Figure record listings:

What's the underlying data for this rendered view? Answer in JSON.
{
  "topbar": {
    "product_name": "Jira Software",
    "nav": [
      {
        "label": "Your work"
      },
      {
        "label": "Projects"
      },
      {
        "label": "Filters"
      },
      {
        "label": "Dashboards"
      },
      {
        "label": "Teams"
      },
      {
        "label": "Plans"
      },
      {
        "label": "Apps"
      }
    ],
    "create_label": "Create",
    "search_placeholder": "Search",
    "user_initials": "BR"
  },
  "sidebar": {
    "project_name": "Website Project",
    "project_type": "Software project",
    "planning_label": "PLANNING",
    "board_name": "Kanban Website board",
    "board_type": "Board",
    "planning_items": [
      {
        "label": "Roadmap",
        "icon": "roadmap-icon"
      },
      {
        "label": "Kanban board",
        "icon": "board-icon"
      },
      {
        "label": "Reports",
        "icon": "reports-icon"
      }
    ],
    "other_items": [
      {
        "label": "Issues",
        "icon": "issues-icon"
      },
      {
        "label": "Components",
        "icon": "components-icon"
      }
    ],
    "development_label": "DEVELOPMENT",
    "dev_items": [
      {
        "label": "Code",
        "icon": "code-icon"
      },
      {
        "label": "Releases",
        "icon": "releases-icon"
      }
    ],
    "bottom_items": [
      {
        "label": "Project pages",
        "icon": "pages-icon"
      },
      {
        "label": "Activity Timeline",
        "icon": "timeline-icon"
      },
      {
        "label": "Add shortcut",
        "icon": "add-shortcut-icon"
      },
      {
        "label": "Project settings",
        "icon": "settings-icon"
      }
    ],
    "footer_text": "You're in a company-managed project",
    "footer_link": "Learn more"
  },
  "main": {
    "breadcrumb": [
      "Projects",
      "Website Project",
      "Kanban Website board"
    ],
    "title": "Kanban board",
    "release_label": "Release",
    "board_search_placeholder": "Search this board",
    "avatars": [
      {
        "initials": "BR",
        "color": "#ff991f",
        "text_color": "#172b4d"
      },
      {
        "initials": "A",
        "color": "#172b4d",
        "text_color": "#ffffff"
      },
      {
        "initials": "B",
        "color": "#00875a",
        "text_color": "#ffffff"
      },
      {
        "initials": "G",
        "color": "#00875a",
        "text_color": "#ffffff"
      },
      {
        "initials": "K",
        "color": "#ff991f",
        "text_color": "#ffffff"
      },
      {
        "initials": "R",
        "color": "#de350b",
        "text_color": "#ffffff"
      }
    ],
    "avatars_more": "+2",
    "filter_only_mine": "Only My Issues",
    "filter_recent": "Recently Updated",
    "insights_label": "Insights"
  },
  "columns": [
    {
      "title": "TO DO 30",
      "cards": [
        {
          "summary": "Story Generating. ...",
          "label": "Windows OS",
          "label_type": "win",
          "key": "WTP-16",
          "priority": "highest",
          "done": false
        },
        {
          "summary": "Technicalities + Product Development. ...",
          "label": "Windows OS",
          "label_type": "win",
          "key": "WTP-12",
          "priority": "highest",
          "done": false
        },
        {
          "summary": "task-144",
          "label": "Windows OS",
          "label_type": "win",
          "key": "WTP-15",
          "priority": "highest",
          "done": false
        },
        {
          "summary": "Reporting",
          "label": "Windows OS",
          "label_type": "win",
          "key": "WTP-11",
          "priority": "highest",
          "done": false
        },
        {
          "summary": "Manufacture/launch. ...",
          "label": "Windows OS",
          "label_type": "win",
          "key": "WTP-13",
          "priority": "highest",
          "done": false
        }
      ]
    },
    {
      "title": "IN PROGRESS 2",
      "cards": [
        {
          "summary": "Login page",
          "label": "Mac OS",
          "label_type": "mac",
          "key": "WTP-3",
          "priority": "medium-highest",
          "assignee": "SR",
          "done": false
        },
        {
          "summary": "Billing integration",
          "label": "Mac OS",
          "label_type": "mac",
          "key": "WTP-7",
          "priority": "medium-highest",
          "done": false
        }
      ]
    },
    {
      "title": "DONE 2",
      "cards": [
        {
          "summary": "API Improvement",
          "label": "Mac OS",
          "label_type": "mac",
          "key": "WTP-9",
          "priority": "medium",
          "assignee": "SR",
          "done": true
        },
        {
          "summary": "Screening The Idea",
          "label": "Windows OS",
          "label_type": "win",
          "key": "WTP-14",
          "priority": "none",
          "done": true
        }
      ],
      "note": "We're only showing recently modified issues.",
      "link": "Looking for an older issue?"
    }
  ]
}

### REQUIREMENT
List the lines of the material in which the word "Software" occurs.

### TASK RESULT
    "product_name": "Jira Software",
    "project_type": "Software project",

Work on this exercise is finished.